## Prompt
Identify each line below containing the string "Parcel" and copy it.

Figure content listings:

....

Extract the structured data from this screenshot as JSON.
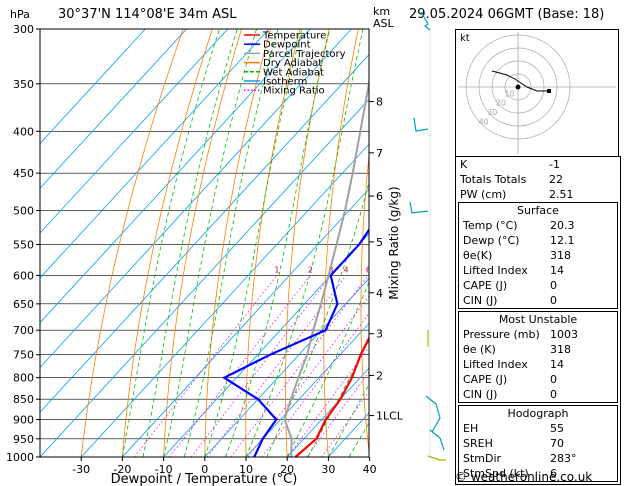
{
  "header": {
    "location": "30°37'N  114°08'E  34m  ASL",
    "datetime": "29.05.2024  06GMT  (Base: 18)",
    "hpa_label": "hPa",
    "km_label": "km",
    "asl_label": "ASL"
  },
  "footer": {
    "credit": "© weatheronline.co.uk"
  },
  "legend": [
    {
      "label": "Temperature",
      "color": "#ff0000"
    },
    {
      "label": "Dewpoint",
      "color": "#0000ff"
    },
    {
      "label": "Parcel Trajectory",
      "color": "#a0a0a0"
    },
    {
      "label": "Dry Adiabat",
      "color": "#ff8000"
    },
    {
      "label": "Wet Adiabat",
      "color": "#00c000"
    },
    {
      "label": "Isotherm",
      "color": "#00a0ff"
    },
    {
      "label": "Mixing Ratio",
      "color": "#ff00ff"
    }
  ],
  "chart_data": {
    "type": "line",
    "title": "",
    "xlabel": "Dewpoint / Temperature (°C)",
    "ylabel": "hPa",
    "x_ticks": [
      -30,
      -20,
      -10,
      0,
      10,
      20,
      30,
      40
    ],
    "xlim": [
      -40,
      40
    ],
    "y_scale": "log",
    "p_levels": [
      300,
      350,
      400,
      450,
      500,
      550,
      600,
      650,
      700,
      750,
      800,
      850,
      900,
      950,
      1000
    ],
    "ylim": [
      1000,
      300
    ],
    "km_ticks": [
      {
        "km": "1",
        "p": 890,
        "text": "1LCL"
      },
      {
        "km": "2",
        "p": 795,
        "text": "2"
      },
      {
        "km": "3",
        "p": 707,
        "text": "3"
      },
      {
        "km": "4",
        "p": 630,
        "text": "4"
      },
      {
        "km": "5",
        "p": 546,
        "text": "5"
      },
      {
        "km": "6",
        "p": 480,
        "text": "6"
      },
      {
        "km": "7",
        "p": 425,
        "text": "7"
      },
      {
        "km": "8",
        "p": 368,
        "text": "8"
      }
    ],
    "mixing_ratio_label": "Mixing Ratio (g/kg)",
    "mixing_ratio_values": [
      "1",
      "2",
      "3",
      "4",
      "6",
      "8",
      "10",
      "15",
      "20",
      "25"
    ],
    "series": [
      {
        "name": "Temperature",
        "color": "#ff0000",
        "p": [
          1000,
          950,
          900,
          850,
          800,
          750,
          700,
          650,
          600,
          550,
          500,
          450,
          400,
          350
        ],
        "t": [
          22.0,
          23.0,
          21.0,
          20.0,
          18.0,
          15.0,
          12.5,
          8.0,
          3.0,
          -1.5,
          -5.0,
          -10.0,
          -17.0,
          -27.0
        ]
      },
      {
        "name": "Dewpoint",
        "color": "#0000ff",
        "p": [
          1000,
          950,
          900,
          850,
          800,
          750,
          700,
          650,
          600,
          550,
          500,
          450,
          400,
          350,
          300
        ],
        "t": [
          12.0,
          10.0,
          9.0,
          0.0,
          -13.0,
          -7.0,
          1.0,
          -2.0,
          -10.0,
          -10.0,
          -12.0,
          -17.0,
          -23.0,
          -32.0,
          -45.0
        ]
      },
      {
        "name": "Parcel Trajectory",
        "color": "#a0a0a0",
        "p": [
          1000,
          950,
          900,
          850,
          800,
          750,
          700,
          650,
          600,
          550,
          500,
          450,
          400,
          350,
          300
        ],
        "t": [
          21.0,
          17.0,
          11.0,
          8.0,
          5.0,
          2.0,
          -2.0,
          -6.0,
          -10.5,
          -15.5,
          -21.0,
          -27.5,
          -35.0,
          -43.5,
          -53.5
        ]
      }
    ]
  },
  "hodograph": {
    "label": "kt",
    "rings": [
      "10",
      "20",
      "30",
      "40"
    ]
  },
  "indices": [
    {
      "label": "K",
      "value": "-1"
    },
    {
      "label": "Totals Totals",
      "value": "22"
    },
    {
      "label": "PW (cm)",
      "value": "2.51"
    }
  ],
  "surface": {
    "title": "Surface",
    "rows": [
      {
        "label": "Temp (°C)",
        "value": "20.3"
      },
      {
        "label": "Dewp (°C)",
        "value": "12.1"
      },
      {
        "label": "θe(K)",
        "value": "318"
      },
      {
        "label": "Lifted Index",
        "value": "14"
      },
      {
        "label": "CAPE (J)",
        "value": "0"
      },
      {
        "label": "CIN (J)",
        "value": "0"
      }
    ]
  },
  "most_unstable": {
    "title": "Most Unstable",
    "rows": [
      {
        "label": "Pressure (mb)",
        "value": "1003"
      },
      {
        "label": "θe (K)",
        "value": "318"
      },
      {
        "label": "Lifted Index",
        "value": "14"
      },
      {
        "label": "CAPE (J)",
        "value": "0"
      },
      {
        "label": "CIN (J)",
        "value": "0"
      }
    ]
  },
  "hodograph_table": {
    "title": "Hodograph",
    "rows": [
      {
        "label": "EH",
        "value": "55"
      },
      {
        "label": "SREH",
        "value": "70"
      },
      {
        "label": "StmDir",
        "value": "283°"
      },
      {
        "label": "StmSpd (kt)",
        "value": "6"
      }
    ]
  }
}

....

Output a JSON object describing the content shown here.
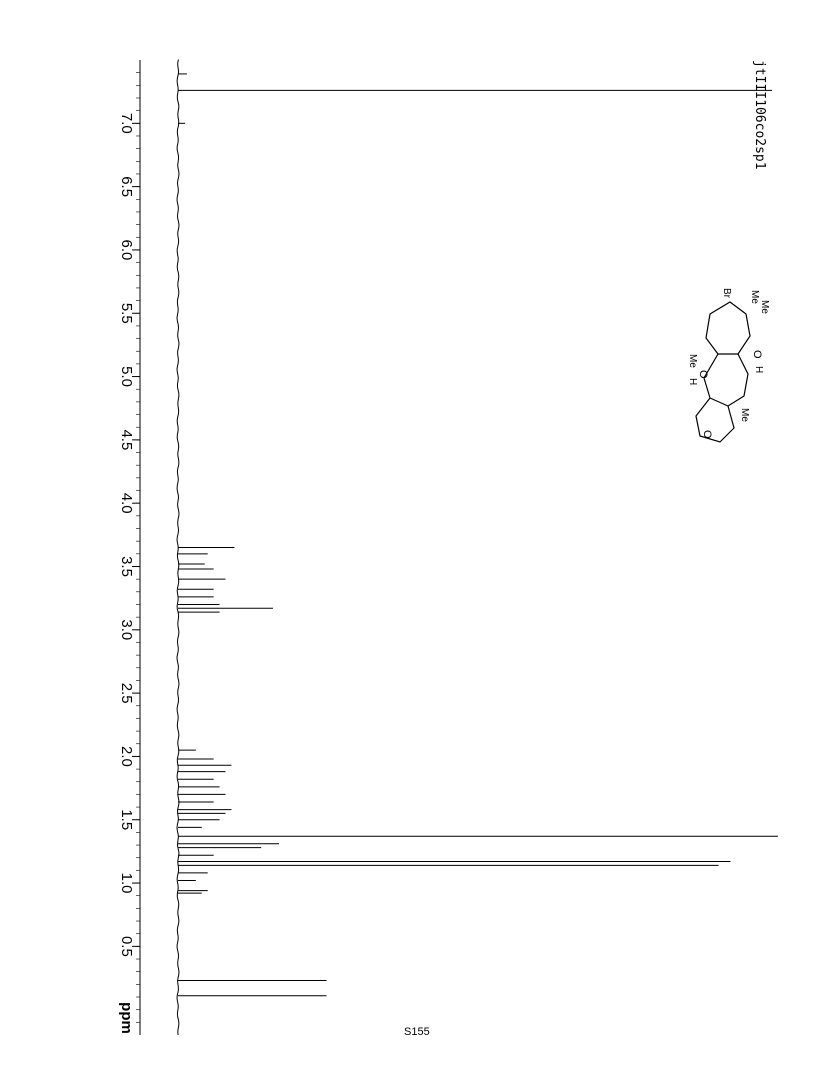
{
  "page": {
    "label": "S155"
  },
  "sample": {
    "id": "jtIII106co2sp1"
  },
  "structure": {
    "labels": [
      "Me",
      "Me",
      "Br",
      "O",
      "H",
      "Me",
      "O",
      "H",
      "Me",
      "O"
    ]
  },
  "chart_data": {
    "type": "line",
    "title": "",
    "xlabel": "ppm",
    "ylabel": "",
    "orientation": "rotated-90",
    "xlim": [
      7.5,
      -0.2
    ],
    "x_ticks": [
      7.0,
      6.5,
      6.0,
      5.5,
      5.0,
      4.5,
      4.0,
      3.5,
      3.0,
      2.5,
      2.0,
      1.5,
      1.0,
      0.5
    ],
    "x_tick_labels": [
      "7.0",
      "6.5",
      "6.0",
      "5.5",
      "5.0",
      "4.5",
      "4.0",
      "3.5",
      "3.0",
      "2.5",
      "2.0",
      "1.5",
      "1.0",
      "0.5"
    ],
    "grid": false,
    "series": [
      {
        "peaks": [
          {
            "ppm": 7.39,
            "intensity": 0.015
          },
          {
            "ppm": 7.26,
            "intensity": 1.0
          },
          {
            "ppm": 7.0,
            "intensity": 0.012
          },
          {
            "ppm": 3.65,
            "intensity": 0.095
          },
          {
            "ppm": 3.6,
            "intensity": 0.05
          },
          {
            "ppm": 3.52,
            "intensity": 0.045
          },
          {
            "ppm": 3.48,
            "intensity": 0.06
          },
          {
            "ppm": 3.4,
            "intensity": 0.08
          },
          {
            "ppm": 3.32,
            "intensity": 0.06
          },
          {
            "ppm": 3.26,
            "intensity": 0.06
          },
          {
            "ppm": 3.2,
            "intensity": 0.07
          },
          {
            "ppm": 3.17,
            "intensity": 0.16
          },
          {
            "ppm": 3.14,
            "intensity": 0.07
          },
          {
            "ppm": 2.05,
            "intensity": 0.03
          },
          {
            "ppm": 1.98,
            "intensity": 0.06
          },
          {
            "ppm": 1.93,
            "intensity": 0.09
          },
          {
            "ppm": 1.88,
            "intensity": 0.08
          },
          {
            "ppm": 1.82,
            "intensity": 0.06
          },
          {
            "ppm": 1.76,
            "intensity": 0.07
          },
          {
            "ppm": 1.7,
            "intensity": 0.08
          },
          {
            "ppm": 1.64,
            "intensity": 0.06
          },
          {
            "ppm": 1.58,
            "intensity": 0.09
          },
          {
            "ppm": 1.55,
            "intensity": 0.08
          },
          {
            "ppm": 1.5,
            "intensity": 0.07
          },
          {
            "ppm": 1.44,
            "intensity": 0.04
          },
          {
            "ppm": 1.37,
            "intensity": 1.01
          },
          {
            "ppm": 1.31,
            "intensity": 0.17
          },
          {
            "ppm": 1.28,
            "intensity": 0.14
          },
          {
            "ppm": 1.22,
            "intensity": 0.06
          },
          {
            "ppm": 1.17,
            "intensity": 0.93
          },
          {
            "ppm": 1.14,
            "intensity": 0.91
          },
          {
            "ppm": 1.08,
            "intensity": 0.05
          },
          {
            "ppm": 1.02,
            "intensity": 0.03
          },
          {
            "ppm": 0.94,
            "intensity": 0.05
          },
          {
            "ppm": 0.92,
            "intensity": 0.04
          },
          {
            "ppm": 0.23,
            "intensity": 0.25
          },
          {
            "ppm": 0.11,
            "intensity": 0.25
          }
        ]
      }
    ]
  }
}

....

## Response
      "label": "Parcel Trajectory",
        "name": "Parcel Trajectory",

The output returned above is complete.